# Start of Source material

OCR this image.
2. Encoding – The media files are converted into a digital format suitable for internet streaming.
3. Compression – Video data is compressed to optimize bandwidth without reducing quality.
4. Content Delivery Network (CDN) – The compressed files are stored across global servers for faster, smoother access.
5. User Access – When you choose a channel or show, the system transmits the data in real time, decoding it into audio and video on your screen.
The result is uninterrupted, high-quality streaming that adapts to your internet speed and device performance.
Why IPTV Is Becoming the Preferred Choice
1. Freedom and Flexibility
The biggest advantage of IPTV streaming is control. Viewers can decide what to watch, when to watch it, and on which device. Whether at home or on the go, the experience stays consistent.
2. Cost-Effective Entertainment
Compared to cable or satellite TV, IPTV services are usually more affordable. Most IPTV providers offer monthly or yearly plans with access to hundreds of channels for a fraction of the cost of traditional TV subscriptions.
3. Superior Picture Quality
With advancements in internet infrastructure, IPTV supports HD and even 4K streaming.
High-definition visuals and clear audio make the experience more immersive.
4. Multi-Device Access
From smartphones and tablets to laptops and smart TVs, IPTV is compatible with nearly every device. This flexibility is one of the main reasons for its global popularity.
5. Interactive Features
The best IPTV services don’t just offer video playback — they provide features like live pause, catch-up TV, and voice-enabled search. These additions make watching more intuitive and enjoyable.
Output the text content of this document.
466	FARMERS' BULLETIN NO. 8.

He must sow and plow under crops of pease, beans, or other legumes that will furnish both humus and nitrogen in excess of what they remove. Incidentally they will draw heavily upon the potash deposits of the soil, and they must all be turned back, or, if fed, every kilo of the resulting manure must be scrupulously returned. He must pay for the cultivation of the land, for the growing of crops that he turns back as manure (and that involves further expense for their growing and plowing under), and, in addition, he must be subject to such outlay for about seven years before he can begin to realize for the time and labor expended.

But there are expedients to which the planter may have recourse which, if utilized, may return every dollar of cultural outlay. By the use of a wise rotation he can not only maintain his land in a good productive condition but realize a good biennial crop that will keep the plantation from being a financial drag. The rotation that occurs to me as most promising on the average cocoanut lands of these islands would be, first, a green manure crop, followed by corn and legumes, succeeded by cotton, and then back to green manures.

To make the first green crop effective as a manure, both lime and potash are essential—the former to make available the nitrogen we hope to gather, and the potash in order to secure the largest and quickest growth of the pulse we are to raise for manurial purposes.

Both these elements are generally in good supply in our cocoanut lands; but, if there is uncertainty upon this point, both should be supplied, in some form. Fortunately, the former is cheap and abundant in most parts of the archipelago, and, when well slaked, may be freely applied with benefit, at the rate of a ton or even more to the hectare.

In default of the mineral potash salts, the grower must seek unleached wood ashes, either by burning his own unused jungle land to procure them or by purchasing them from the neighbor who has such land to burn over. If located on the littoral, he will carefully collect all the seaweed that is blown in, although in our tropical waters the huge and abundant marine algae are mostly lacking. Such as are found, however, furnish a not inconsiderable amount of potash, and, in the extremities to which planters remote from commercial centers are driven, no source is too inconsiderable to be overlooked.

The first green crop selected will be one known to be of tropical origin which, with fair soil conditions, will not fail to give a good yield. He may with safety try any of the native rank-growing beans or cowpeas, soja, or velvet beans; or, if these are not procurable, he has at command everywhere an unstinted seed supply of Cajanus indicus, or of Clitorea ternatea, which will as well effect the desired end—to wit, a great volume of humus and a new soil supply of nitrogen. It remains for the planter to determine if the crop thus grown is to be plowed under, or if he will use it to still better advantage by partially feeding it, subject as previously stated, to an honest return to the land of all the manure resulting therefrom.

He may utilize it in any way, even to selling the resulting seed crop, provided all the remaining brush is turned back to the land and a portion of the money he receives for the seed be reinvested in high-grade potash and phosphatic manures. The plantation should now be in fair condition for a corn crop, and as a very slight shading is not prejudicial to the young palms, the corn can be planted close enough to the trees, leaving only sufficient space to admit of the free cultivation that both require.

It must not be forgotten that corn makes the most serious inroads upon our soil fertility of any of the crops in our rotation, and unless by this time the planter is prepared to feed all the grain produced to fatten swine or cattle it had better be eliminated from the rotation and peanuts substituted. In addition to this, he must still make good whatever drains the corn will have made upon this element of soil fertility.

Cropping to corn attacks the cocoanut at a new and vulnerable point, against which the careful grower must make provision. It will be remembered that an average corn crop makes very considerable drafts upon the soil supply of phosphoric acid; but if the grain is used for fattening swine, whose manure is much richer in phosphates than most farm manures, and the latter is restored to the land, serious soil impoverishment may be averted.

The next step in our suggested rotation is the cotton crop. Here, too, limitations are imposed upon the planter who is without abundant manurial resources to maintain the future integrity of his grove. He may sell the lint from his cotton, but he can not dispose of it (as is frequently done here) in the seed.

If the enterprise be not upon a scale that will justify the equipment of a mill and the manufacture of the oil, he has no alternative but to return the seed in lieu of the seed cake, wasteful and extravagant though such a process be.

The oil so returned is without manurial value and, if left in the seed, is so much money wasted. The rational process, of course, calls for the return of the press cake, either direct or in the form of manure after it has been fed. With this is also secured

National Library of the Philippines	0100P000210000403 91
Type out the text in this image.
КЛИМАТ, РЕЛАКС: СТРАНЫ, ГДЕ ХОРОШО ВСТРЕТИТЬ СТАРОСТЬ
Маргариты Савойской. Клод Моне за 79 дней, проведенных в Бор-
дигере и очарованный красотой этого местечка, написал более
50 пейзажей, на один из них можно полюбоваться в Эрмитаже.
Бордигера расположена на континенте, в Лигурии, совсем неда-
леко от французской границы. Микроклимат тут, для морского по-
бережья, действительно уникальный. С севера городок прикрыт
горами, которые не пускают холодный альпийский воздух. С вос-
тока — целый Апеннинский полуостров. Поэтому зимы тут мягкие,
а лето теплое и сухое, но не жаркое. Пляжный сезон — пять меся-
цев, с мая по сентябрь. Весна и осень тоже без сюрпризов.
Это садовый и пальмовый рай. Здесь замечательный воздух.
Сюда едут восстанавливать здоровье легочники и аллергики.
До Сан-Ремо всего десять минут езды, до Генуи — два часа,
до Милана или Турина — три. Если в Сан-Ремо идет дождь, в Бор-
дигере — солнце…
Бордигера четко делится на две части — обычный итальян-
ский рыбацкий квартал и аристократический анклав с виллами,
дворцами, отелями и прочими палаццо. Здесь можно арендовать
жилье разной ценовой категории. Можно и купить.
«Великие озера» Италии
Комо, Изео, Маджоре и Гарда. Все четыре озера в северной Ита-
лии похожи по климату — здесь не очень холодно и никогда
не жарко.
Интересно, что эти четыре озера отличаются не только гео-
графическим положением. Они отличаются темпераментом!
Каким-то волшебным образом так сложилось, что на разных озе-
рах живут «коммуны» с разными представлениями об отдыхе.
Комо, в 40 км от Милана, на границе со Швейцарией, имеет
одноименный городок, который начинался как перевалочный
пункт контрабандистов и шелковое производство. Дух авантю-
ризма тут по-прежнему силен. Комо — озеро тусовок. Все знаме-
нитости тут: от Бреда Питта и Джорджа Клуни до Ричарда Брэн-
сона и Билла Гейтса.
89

# End of Source material

* **Aim**
List all lines above in which the string "into" appears.

* **Complete answer**
2. Encoding – The media files are converted into a digital format suitable for internet streaming.
5. User Access – When you choose a channel or show, the system transmits the data in real time, decoding it into audio and video on your screen.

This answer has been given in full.